[BRIEF] For the material that follows, list every line containing the word "Axis".

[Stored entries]
▬▬▬▬▬▬▬▬▬▬

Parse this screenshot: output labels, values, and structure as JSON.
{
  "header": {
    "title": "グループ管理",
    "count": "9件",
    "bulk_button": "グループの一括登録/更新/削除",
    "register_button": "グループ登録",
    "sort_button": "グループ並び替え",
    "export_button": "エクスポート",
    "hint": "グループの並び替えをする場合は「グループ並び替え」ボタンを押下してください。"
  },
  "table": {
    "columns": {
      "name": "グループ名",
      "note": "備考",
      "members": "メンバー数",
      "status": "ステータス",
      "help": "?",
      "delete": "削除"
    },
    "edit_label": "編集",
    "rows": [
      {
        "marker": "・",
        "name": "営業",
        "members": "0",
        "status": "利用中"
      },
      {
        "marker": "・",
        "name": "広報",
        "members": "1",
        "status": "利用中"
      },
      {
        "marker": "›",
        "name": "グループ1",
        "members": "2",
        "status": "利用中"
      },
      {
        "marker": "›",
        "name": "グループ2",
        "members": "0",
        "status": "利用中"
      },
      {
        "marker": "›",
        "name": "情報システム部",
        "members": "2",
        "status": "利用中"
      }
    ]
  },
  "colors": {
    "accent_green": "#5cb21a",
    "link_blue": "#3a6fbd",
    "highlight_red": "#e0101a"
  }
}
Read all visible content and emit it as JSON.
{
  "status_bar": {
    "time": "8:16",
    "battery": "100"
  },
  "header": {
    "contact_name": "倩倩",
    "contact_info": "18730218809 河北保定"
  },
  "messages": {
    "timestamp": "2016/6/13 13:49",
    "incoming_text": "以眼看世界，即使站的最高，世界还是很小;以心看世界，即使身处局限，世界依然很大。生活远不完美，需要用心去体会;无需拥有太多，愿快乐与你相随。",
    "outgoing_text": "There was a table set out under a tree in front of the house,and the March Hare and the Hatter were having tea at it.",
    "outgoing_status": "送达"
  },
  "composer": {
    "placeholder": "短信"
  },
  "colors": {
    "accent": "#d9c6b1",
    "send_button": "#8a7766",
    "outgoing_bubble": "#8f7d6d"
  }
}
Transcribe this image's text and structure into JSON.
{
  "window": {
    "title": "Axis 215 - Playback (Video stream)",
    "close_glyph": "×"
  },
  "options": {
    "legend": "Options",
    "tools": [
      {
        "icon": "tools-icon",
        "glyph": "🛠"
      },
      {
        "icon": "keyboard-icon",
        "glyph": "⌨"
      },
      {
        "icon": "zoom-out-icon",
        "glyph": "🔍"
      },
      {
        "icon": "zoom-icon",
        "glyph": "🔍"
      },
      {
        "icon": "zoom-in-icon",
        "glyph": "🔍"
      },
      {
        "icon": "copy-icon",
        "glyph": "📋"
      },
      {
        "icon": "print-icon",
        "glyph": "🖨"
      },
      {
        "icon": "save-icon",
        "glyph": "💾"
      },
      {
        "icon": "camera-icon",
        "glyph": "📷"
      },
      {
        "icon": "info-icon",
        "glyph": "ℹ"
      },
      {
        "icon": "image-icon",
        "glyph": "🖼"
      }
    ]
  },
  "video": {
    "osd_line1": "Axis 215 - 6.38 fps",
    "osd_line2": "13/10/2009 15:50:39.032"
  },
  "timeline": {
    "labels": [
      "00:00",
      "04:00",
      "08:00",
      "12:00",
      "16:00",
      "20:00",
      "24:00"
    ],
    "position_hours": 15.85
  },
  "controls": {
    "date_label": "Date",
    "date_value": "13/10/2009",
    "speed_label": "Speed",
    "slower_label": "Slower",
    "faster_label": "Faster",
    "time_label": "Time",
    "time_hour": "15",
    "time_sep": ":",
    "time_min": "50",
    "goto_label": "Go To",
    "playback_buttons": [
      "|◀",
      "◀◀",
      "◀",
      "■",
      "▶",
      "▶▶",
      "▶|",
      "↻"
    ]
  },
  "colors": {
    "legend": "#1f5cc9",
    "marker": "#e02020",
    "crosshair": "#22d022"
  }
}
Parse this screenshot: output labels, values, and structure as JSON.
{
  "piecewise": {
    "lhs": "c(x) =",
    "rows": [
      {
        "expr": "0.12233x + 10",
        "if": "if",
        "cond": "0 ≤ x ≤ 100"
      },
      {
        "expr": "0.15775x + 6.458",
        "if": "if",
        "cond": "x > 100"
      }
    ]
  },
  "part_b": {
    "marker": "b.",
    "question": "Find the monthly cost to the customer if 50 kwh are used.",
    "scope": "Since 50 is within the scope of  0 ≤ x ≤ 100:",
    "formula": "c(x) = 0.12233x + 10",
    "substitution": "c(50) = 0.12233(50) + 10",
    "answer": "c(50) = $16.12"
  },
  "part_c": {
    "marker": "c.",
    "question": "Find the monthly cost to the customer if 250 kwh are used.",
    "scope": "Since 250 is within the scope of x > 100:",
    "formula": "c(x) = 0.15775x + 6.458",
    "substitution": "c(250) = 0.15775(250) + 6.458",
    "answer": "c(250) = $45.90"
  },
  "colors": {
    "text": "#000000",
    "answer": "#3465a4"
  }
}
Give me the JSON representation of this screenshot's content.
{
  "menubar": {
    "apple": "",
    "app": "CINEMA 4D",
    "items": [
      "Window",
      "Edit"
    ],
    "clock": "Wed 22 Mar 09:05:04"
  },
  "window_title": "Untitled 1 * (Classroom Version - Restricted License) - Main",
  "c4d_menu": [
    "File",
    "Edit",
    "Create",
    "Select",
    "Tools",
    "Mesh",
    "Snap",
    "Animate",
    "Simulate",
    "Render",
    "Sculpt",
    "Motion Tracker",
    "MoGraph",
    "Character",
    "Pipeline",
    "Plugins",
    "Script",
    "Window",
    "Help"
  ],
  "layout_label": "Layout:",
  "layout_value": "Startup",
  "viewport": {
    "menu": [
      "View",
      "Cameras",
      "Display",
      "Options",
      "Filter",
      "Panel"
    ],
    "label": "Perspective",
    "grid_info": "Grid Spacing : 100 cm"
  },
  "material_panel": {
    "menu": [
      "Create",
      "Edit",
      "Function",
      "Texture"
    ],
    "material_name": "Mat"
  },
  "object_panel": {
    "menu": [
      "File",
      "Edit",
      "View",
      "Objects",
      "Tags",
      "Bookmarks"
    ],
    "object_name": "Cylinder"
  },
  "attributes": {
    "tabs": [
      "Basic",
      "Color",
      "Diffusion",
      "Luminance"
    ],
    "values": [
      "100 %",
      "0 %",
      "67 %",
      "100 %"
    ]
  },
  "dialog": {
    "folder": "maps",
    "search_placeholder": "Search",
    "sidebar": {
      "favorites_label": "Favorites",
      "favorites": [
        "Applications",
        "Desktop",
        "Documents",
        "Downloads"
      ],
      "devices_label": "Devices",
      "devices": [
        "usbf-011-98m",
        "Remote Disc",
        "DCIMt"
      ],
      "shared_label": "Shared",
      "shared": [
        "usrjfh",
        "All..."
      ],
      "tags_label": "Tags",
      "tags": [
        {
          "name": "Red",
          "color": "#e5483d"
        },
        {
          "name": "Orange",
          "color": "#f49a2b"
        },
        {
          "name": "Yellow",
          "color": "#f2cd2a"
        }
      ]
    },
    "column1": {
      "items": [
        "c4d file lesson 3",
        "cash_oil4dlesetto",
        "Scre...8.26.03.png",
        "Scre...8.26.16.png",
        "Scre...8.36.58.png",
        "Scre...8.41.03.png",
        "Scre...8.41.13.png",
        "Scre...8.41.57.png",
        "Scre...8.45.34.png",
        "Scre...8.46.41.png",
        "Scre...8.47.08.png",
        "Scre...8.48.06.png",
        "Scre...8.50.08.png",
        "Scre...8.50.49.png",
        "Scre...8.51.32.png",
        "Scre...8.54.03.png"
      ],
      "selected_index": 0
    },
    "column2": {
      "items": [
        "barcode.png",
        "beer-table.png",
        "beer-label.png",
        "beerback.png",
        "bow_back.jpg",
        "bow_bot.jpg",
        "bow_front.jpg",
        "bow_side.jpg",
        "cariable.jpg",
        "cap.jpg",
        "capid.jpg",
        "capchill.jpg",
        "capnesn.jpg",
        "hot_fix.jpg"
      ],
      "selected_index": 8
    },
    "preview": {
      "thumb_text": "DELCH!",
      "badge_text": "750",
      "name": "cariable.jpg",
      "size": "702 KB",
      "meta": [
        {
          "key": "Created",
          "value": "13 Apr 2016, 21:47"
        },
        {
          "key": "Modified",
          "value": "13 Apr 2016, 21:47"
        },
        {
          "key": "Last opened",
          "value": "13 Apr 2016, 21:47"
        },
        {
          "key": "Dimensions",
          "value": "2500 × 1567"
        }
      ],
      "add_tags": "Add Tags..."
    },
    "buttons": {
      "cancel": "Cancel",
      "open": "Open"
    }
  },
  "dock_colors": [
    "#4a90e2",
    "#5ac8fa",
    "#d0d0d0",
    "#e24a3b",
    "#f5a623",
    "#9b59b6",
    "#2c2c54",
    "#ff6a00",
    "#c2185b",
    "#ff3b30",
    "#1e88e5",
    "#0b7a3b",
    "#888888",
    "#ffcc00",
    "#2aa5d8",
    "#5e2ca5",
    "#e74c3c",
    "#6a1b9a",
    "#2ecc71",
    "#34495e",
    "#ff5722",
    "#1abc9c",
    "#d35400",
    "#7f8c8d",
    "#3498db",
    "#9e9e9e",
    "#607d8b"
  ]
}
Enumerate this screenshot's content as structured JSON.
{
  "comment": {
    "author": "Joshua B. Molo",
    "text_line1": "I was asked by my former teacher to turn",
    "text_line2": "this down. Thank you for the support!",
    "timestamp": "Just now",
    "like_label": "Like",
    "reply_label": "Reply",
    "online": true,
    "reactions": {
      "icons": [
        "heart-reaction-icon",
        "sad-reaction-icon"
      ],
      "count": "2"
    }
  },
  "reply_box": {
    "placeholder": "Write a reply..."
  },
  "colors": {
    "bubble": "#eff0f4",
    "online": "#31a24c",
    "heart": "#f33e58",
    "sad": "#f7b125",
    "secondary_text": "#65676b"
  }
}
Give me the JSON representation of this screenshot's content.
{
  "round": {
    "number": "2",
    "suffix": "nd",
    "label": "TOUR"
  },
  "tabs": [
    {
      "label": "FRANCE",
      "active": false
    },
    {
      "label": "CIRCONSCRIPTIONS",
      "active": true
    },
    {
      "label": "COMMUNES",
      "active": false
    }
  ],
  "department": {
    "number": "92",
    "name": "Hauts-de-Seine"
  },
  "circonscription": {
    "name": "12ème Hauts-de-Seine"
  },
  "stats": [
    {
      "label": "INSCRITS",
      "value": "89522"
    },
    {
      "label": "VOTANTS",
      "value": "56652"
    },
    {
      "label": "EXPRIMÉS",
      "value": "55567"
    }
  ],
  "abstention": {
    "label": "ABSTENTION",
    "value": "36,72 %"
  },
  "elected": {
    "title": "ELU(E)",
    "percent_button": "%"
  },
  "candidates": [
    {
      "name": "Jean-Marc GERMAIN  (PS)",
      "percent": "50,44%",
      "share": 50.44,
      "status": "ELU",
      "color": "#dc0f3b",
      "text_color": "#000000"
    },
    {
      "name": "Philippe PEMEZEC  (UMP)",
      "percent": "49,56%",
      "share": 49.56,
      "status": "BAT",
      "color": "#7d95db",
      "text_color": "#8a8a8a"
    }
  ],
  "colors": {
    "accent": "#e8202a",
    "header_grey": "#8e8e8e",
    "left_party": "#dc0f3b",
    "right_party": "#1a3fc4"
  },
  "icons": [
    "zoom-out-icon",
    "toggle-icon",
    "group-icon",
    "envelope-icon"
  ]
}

▬▬▬▬▬▬▬▬▬▬

[EXPECTED OUTPUT]
    "title": "Axis 215 - Playback (Video stream)",
    "osd_line1": "Axis 215 - 6.38 fps",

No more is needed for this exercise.